Written problem: Look through the data below and count each line where the word "coordinate" appears. Reply with the count alone.

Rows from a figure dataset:

-----

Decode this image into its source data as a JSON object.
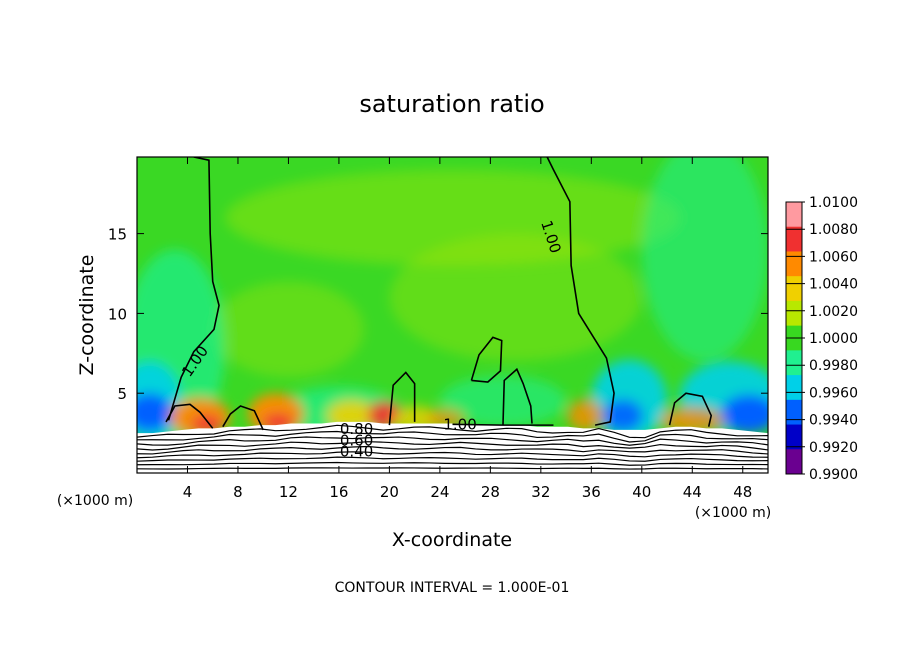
{
  "chart_data": {
    "type": "heatmap",
    "title": "saturation ratio",
    "xlabel": "X-coordinate",
    "ylabel": "Z-coordinate",
    "x_unit_left": "(×1000 m)",
    "x_unit_right": "(×1000 m)",
    "xlim": [
      0,
      50
    ],
    "ylim": [
      0,
      19.8
    ],
    "x_ticks": [
      "4",
      "8",
      "12",
      "16",
      "20",
      "24",
      "28",
      "32",
      "36",
      "40",
      "44",
      "48"
    ],
    "y_ticks": [
      "5",
      "10",
      "15"
    ],
    "footer": "CONTOUR INTERVAL = 1.000E-01",
    "colorbar": {
      "levels": [
        "1.0100",
        "1.0080",
        "1.0060",
        "1.0040",
        "1.0020",
        "1.0000",
        "0.9980",
        "0.9960",
        "0.9940",
        "0.9920",
        "0.9900"
      ],
      "colors": [
        "#ff9aa0",
        "#f03030",
        "#ff8a00",
        "#f0d000",
        "#b8e800",
        "#38d820",
        "#20f090",
        "#00d0e8",
        "#0060ff",
        "#0000c8",
        "#6a0090"
      ]
    },
    "contour_labels": [
      {
        "text": "1.00",
        "x": 4.6,
        "z": 7.0,
        "angle": -55
      },
      {
        "text": "1.00",
        "x": 32.8,
        "z": 14.8,
        "angle": 72
      },
      {
        "text": "1.00",
        "x": 25.6,
        "z": 3.05,
        "angle": 0
      },
      {
        "text": "0.80",
        "x": 17.4,
        "z": 2.75,
        "angle": 0
      },
      {
        "text": "0.60",
        "x": 17.4,
        "z": 2.05,
        "angle": 0
      },
      {
        "text": "0.40",
        "x": 17.4,
        "z": 1.35,
        "angle": 0
      }
    ]
  }
}
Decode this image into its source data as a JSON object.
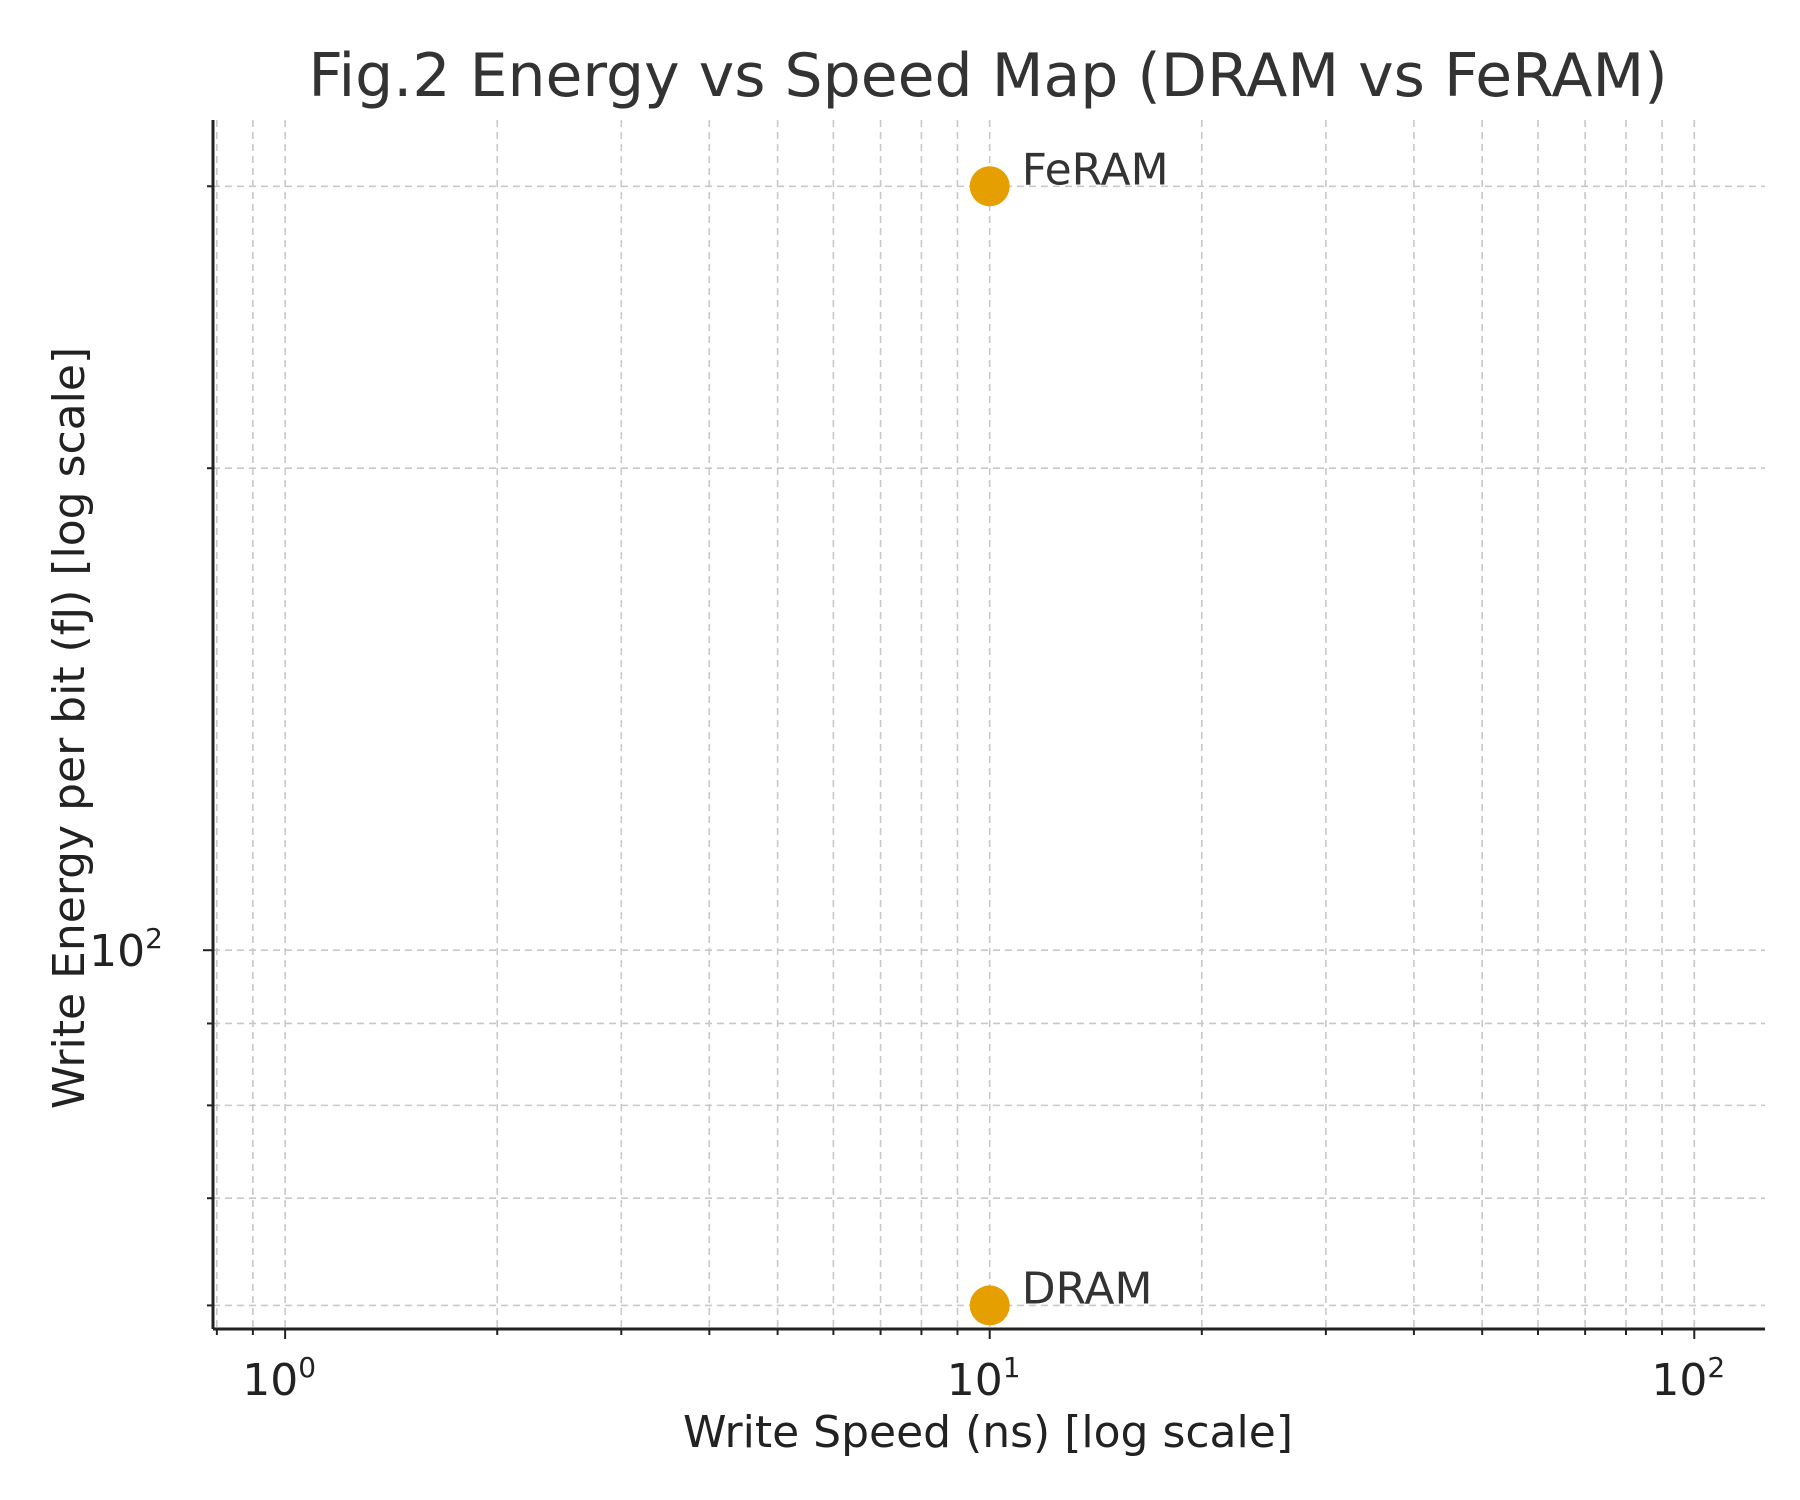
{
  "chart_data": {
    "type": "scatter",
    "title": "Fig.2 Energy vs Speed Map (DRAM vs FeRAM)",
    "xlabel": "Write Speed (ns) [log scale]",
    "ylabel": "Write Energy per bit (fJ) [log scale]",
    "x_scale": "log",
    "y_scale": "log",
    "xlim": [
      0.79,
      126
    ],
    "ylim": [
      58,
      330
    ],
    "x_ticks": [
      {
        "value": 1,
        "base": "10",
        "exp": "0"
      },
      {
        "value": 10,
        "base": "10",
        "exp": "1"
      },
      {
        "value": 100,
        "base": "10",
        "exp": "2"
      }
    ],
    "y_ticks": [
      {
        "value": 100,
        "base": "10",
        "exp": "2"
      }
    ],
    "grid": true,
    "legend": "none",
    "marker_color": "#E69F00",
    "points": [
      {
        "label": "DRAM",
        "x": 10,
        "y": 60
      },
      {
        "label": "FeRAM",
        "x": 10,
        "y": 300
      }
    ]
  }
}
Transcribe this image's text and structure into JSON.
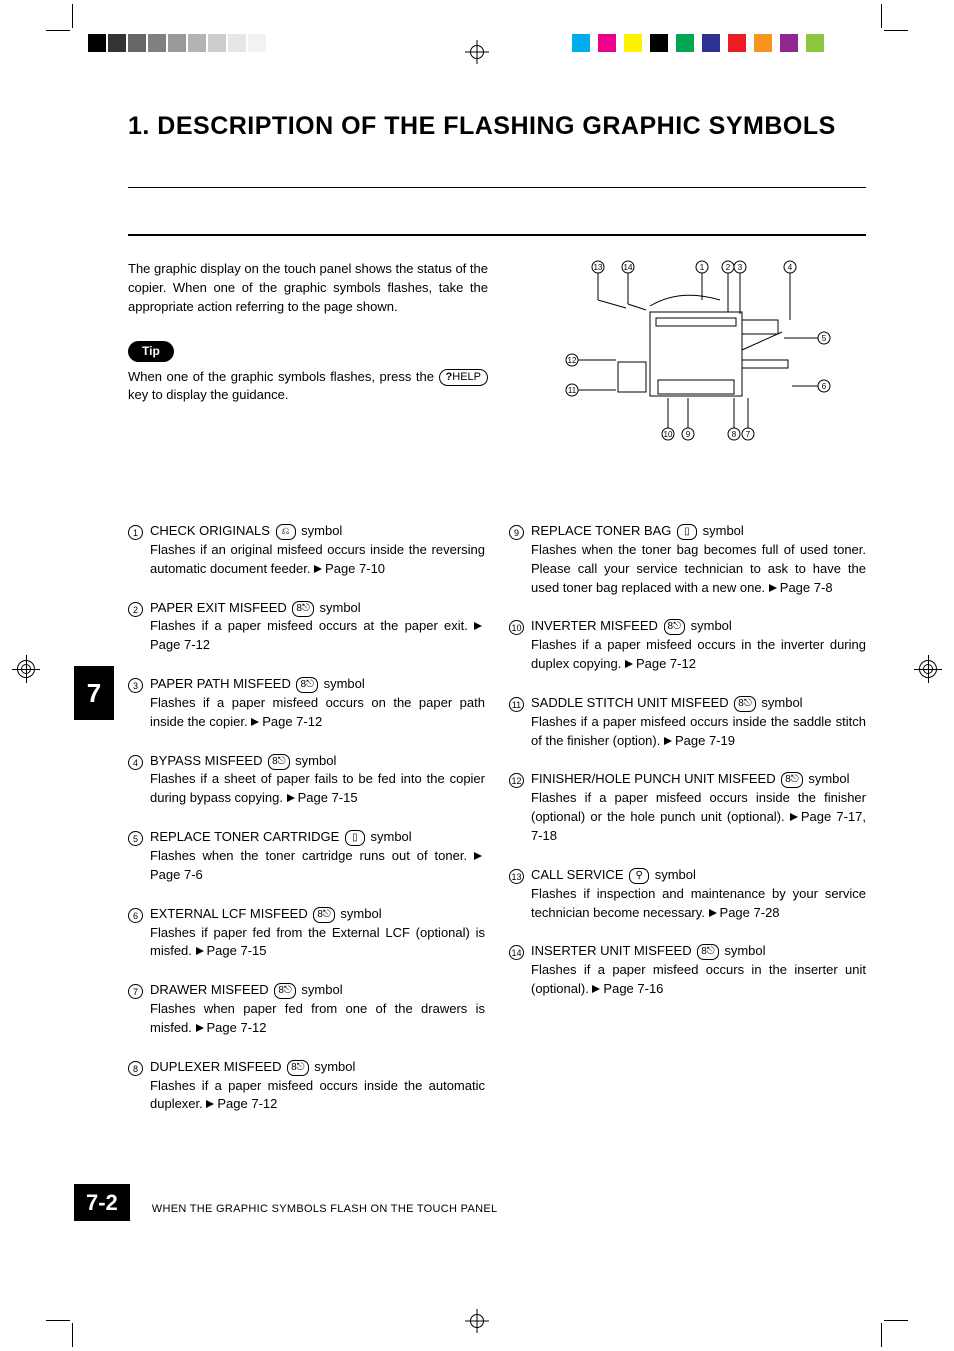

-----

Solution to the exercise: 2